Records provided start
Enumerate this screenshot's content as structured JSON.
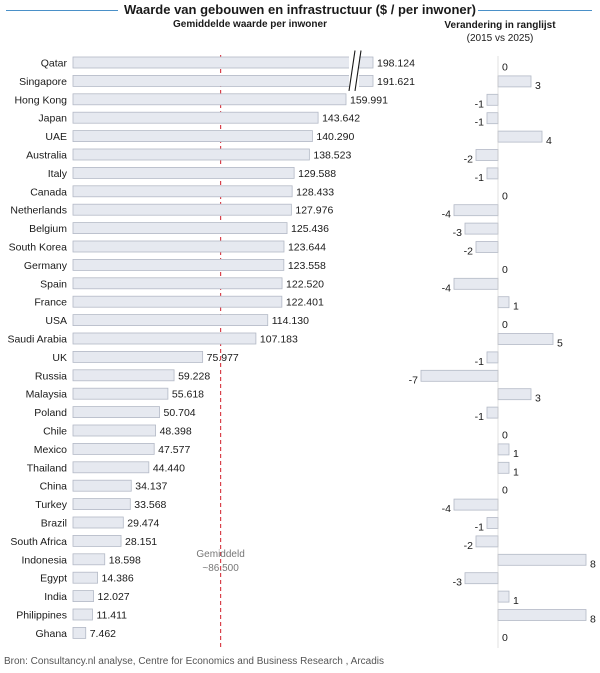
{
  "title": "Waarde van gebouwen en infrastructuur  ($ / per inwoner)",
  "source": "Bron: Consultancy.nl analyse, Centre for Economics and Business Research , Arcadis",
  "colors": {
    "bar_fill": "#e6e9f0",
    "bar_stroke": "#b3b9c6",
    "average_line": "#d8424c",
    "rule": "#4a90c8"
  },
  "chart_data": [
    {
      "type": "bar",
      "orientation": "horizontal",
      "subtitle": "Gemiddelde waarde per inwoner",
      "axis_break": true,
      "broken_categories": [
        "Qatar",
        "Singapore"
      ],
      "average": {
        "label": "Gemiddeld",
        "value_label": "~86.500",
        "value": 86500
      },
      "categories": [
        "Qatar",
        "Singapore",
        "Hong Kong",
        "Japan",
        "UAE",
        "Australia",
        "Italy",
        "Canada",
        "Netherlands",
        "Belgium",
        "South Korea",
        "Germany",
        "Spain",
        "France",
        "USA",
        "Saudi Arabia",
        "UK",
        "Russia",
        "Malaysia",
        "Poland",
        "Chile",
        "Mexico",
        "Thailand",
        "China",
        "Turkey",
        "Brazil",
        "South Africa",
        "Indonesia",
        "Egypt",
        "India",
        "Philippines",
        "Ghana"
      ],
      "values": [
        198124,
        191621,
        159991,
        143642,
        140290,
        138523,
        129588,
        128433,
        127976,
        125436,
        123644,
        123558,
        122520,
        122401,
        114130,
        107183,
        75977,
        59228,
        55618,
        50704,
        48398,
        47577,
        44440,
        34137,
        33568,
        29474,
        28151,
        18598,
        14386,
        12027,
        11411,
        7462
      ],
      "value_labels": [
        "198.124",
        "191.621",
        "159.991",
        "143.642",
        "140.290",
        "138.523",
        "129.588",
        "128.433",
        "127.976",
        "125.436",
        "123.644",
        "123.558",
        "122.520",
        "122.401",
        "114.130",
        "107.183",
        "75.977",
        "59.228",
        "55.618",
        "50.704",
        "48.398",
        "47.577",
        "44.440",
        "34.137",
        "33.568",
        "29.474",
        "28.151",
        "18.598",
        "14.386",
        "12.027",
        "11.411",
        "7.462"
      ]
    },
    {
      "type": "bar",
      "orientation": "horizontal",
      "subtitle": "Verandering in ranglijst",
      "period": "(2015 vs 2025)",
      "categories": [
        "Qatar",
        "Singapore",
        "Hong Kong",
        "Japan",
        "UAE",
        "Australia",
        "Italy",
        "Canada",
        "Netherlands",
        "Belgium",
        "South Korea",
        "Germany",
        "Spain",
        "France",
        "USA",
        "Saudi Arabia",
        "UK",
        "Russia",
        "Malaysia",
        "Poland",
        "Chile",
        "Mexico",
        "Thailand",
        "China",
        "Turkey",
        "Brazil",
        "South Africa",
        "Indonesia",
        "Egypt",
        "India",
        "Philippines",
        "Ghana"
      ],
      "values": [
        0,
        3,
        -1,
        -1,
        4,
        -2,
        -1,
        0,
        -4,
        -3,
        -2,
        0,
        -4,
        1,
        0,
        5,
        -1,
        -7,
        3,
        -1,
        0,
        1,
        1,
        0,
        -4,
        -1,
        -2,
        8,
        -3,
        1,
        8,
        0
      ]
    }
  ]
}
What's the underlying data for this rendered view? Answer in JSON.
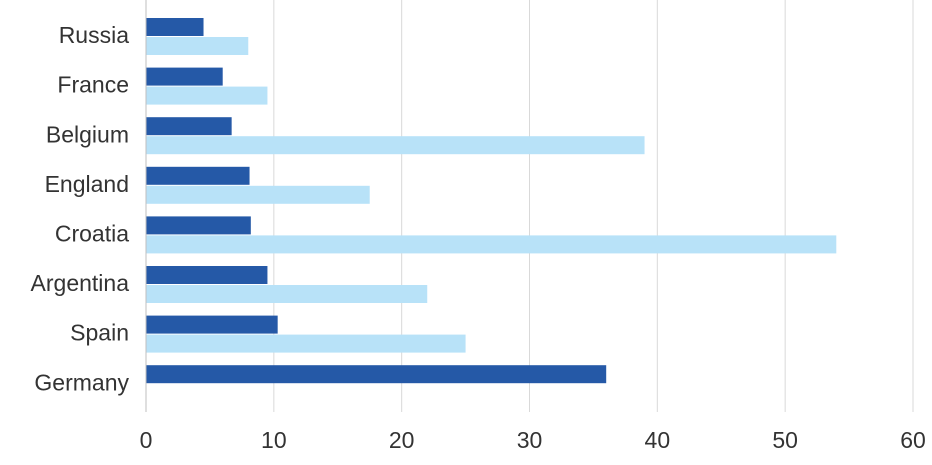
{
  "chart_data": {
    "type": "bar",
    "orientation": "horizontal",
    "categories": [
      "Russia",
      "France",
      "Belgium",
      "England",
      "Croatia",
      "Argentina",
      "Spain",
      "Germany"
    ],
    "series": [
      {
        "color": "#2559a7",
        "values": [
          4.5,
          6,
          6.7,
          8.1,
          8.2,
          9.5,
          10.3,
          36
        ]
      },
      {
        "color": "#b8e2f8",
        "values": [
          8,
          9.5,
          39,
          17.5,
          54,
          22,
          25,
          null
        ]
      }
    ],
    "xlim": [
      0,
      60
    ],
    "xticks": [
      0,
      10,
      20,
      30,
      40,
      50,
      60
    ],
    "grid": true,
    "legend": "none"
  }
}
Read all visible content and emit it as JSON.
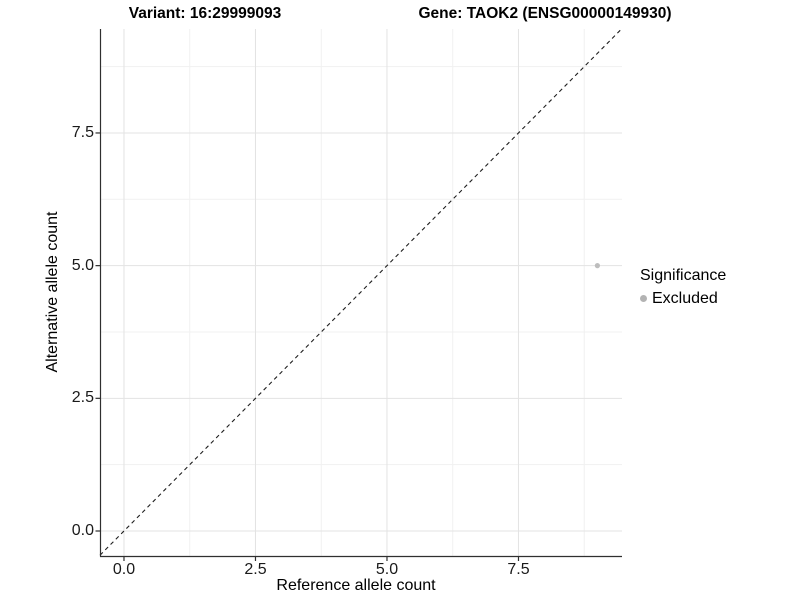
{
  "figure": {
    "title_left": "Variant: 16:29999093",
    "title_right": "Gene: TAOK2 (ENSG00000149930)"
  },
  "chart_data": {
    "type": "scatter",
    "title": "Variant: 16:29999093   Gene: TAOK2 (ENSG00000149930)",
    "xlabel": "Reference allele count",
    "ylabel": "Alternative allele count",
    "xlim": [
      -0.456,
      9.468
    ],
    "ylim": [
      -0.471,
      9.459
    ],
    "major_breaks": [
      0,
      2.5,
      5,
      7.5
    ],
    "minor_breaks": [
      1.25,
      3.75,
      6.25,
      8.75
    ],
    "x_tick_labels": [
      "0.0",
      "2.5",
      "5.0",
      "7.5"
    ],
    "y_tick_labels": [
      "0.0",
      "2.5",
      "5.0",
      "7.5"
    ],
    "grid": {
      "major_color": "#e3e3e3",
      "minor_color": "#f1f1f1",
      "on": true
    },
    "axis_line_color": "#2f2f2f",
    "identity_line": {
      "style": "dashed",
      "slope": 1,
      "intercept": 0,
      "color": "#1f1f1f"
    },
    "series": [
      {
        "name": "Excluded",
        "color": "#bdbdbd",
        "points": [
          {
            "x": 9,
            "y": 5
          }
        ]
      }
    ],
    "legend": {
      "position": "right",
      "title": "Significance",
      "entries": [
        {
          "label": "Excluded",
          "color": "#b3b3b3"
        }
      ]
    }
  }
}
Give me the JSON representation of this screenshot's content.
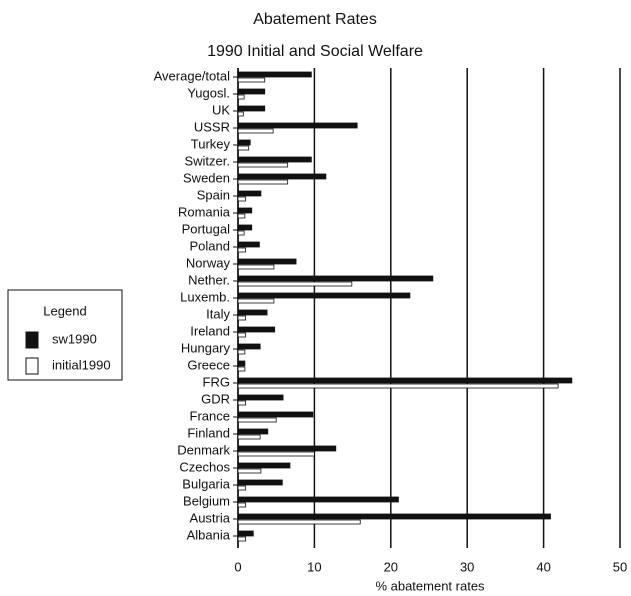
{
  "chart_data": {
    "type": "hbar",
    "title": "Abatement Rates",
    "subtitle": "1990 Initial and Social Welfare",
    "x_label": "% abatement rates",
    "legend_title": "Legend",
    "legend_position": "left",
    "grid": true,
    "categories": [
      "Average/total",
      "Yugosl.",
      "UK",
      "USSR",
      "Turkey",
      "Switzer.",
      "Sweden",
      "Spain",
      "Romania",
      "Portugal",
      "Poland",
      "Norway",
      "Nether.",
      "Luxemb.",
      "Italy",
      "Ireland",
      "Hungary",
      "Greece",
      "FRG",
      "GDR",
      "France",
      "Finland",
      "Denmark",
      "Czechos",
      "Bulgaria",
      "Belgium",
      "Austria",
      "Albania"
    ],
    "series": [
      {
        "name": "sw1990",
        "color": "#111111",
        "values": [
          9.6,
          3.5,
          3.5,
          15.6,
          1.6,
          9.6,
          11.5,
          3.0,
          1.8,
          1.8,
          2.8,
          7.6,
          25.5,
          22.5,
          3.8,
          4.8,
          2.9,
          0.9,
          43.7,
          5.9,
          9.8,
          3.9,
          12.8,
          6.8,
          5.8,
          21.0,
          40.9,
          2.0
        ]
      },
      {
        "name": "initial1990",
        "color": "#ffffff",
        "values": [
          3.5,
          0.8,
          0.7,
          4.6,
          1.4,
          6.5,
          6.5,
          1.0,
          0.9,
          0.8,
          1.0,
          4.7,
          14.9,
          4.7,
          1.0,
          1.0,
          0.9,
          0.9,
          41.9,
          1.0,
          5.0,
          2.9,
          10.0,
          3.0,
          1.0,
          1.0,
          16.0,
          1.0
        ]
      }
    ],
    "xlim": [
      0,
      50
    ],
    "xticks": [
      0,
      10,
      20,
      30,
      40,
      50
    ]
  }
}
Records provided end
= The task =
Pictures in the records above are left out; print everything else exactly as written.

= Task answer =
Enumerate this screenshot's content as structured JSON.
{
  "title": "Waarde van gebouwen en infrastructuur  ($ / per inwoner)",
  "source": "Bron: Consultancy.nl analyse, Centre for Economics and Business Research , Arcadis",
  "colors": {
    "bar_fill": "#e6e9f0",
    "bar_stroke": "#b3b9c6",
    "average_line": "#d8424c",
    "rule": "#4a90c8"
  },
  "chart_data": [
    {
      "type": "bar",
      "orientation": "horizontal",
      "subtitle": "Gemiddelde waarde per inwoner",
      "axis_break": true,
      "broken_categories": [
        "Qatar",
        "Singapore"
      ],
      "average": {
        "label": "Gemiddeld",
        "value_label": "~86.500",
        "value": 86500
      },
      "categories": [
        "Qatar",
        "Singapore",
        "Hong Kong",
        "Japan",
        "UAE",
        "Australia",
        "Italy",
        "Canada",
        "Netherlands",
        "Belgium",
        "South Korea",
        "Germany",
        "Spain",
        "France",
        "USA",
        "Saudi Arabia",
        "UK",
        "Russia",
        "Malaysia",
        "Poland",
        "Chile",
        "Mexico",
        "Thailand",
        "China",
        "Turkey",
        "Brazil",
        "South Africa",
        "Indonesia",
        "Egypt",
        "India",
        "Philippines",
        "Ghana"
      ],
      "values": [
        198124,
        191621,
        159991,
        143642,
        140290,
        138523,
        129588,
        128433,
        127976,
        125436,
        123644,
        123558,
        122520,
        122401,
        114130,
        107183,
        75977,
        59228,
        55618,
        50704,
        48398,
        47577,
        44440,
        34137,
        33568,
        29474,
        28151,
        18598,
        14386,
        12027,
        11411,
        7462
      ],
      "value_labels": [
        "198.124",
        "191.621",
        "159.991",
        "143.642",
        "140.290",
        "138.523",
        "129.588",
        "128.433",
        "127.976",
        "125.436",
        "123.644",
        "123.558",
        "122.520",
        "122.401",
        "114.130",
        "107.183",
        "75.977",
        "59.228",
        "55.618",
        "50.704",
        "48.398",
        "47.577",
        "44.440",
        "34.137",
        "33.568",
        "29.474",
        "28.151",
        "18.598",
        "14.386",
        "12.027",
        "11.411",
        "7.462"
      ]
    },
    {
      "type": "bar",
      "orientation": "horizontal",
      "subtitle": "Verandering in ranglijst",
      "period": "(2015 vs 2025)",
      "categories": [
        "Qatar",
        "Singapore",
        "Hong Kong",
        "Japan",
        "UAE",
        "Australia",
        "Italy",
        "Canada",
        "Netherlands",
        "Belgium",
        "South Korea",
        "Germany",
        "Spain",
        "France",
        "USA",
        "Saudi Arabia",
        "UK",
        "Russia",
        "Malaysia",
        "Poland",
        "Chile",
        "Mexico",
        "Thailand",
        "China",
        "Turkey",
        "Brazil",
        "South Africa",
        "Indonesia",
        "Egypt",
        "India",
        "Philippines",
        "Ghana"
      ],
      "values": [
        0,
        3,
        -1,
        -1,
        4,
        -2,
        -1,
        0,
        -4,
        -3,
        -2,
        0,
        -4,
        1,
        0,
        5,
        -1,
        -7,
        3,
        -1,
        0,
        1,
        1,
        0,
        -4,
        -1,
        -2,
        8,
        -3,
        1,
        8,
        0
      ]
    }
  ]
}
What's the underlying data for this rendered view? Answer in JSON.
{
  "chart_data": {
    "type": "bar",
    "orientation": "horizontal",
    "categories": [
      "Russia",
      "France",
      "Belgium",
      "England",
      "Croatia",
      "Argentina",
      "Spain",
      "Germany"
    ],
    "series": [
      {
        "color": "#2559a7",
        "values": [
          4.5,
          6,
          6.7,
          8.1,
          8.2,
          9.5,
          10.3,
          36
        ]
      },
      {
        "color": "#b8e2f8",
        "values": [
          8,
          9.5,
          39,
          17.5,
          54,
          22,
          25,
          null
        ]
      }
    ],
    "xlim": [
      0,
      60
    ],
    "xticks": [
      0,
      10,
      20,
      30,
      40,
      50,
      60
    ],
    "grid": true,
    "legend": "none"
  }
}
Read all visible content and emit it as JSON.
{
  "figure": {
    "title_left": "Variant: 16:29999093",
    "title_right": "Gene: TAOK2 (ENSG00000149930)"
  },
  "chart_data": {
    "type": "scatter",
    "title": "Variant: 16:29999093   Gene: TAOK2 (ENSG00000149930)",
    "xlabel": "Reference allele count",
    "ylabel": "Alternative allele count",
    "xlim": [
      -0.456,
      9.468
    ],
    "ylim": [
      -0.471,
      9.459
    ],
    "major_breaks": [
      0,
      2.5,
      5,
      7.5
    ],
    "minor_breaks": [
      1.25,
      3.75,
      6.25,
      8.75
    ],
    "x_tick_labels": [
      "0.0",
      "2.5",
      "5.0",
      "7.5"
    ],
    "y_tick_labels": [
      "0.0",
      "2.5",
      "5.0",
      "7.5"
    ],
    "grid": {
      "major_color": "#e3e3e3",
      "minor_color": "#f1f1f1",
      "on": true
    },
    "axis_line_color": "#2f2f2f",
    "identity_line": {
      "style": "dashed",
      "slope": 1,
      "intercept": 0,
      "color": "#1f1f1f"
    },
    "series": [
      {
        "name": "Excluded",
        "color": "#bdbdbd",
        "points": [
          {
            "x": 9,
            "y": 5
          }
        ]
      }
    ],
    "legend": {
      "position": "right",
      "title": "Significance",
      "entries": [
        {
          "label": "Excluded",
          "color": "#b3b3b3"
        }
      ]
    }
  }
}
Give me the JSON representation of this screenshot's content.
{
  "chart_data": {
    "type": "hbar",
    "title": "Abatement Rates",
    "subtitle": "1990 Initial and Social Welfare",
    "x_label": "% abatement rates",
    "legend_title": "Legend",
    "legend_position": "left",
    "grid": true,
    "categories": [
      "Average/total",
      "Yugosl.",
      "UK",
      "USSR",
      "Turkey",
      "Switzer.",
      "Sweden",
      "Spain",
      "Romania",
      "Portugal",
      "Poland",
      "Norway",
      "Nether.",
      "Luxemb.",
      "Italy",
      "Ireland",
      "Hungary",
      "Greece",
      "FRG",
      "GDR",
      "France",
      "Finland",
      "Denmark",
      "Czechos",
      "Bulgaria",
      "Belgium",
      "Austria",
      "Albania"
    ],
    "series": [
      {
        "name": "sw1990",
        "color": "#111111",
        "values": [
          9.6,
          3.5,
          3.5,
          15.6,
          1.6,
          9.6,
          11.5,
          3.0,
          1.8,
          1.8,
          2.8,
          7.6,
          25.5,
          22.5,
          3.8,
          4.8,
          2.9,
          0.9,
          43.7,
          5.9,
          9.8,
          3.9,
          12.8,
          6.8,
          5.8,
          21.0,
          40.9,
          2.0
        ]
      },
      {
        "name": "initial1990",
        "color": "#ffffff",
        "values": [
          3.5,
          0.8,
          0.7,
          4.6,
          1.4,
          6.5,
          6.5,
          1.0,
          0.9,
          0.8,
          1.0,
          4.7,
          14.9,
          4.7,
          1.0,
          1.0,
          0.9,
          0.9,
          41.9,
          1.0,
          5.0,
          2.9,
          10.0,
          3.0,
          1.0,
          1.0,
          16.0,
          1.0
        ]
      }
    ],
    "xlim": [
      0,
      50
    ],
    "xticks": [
      0,
      10,
      20,
      30,
      40,
      50
    ]
  }
}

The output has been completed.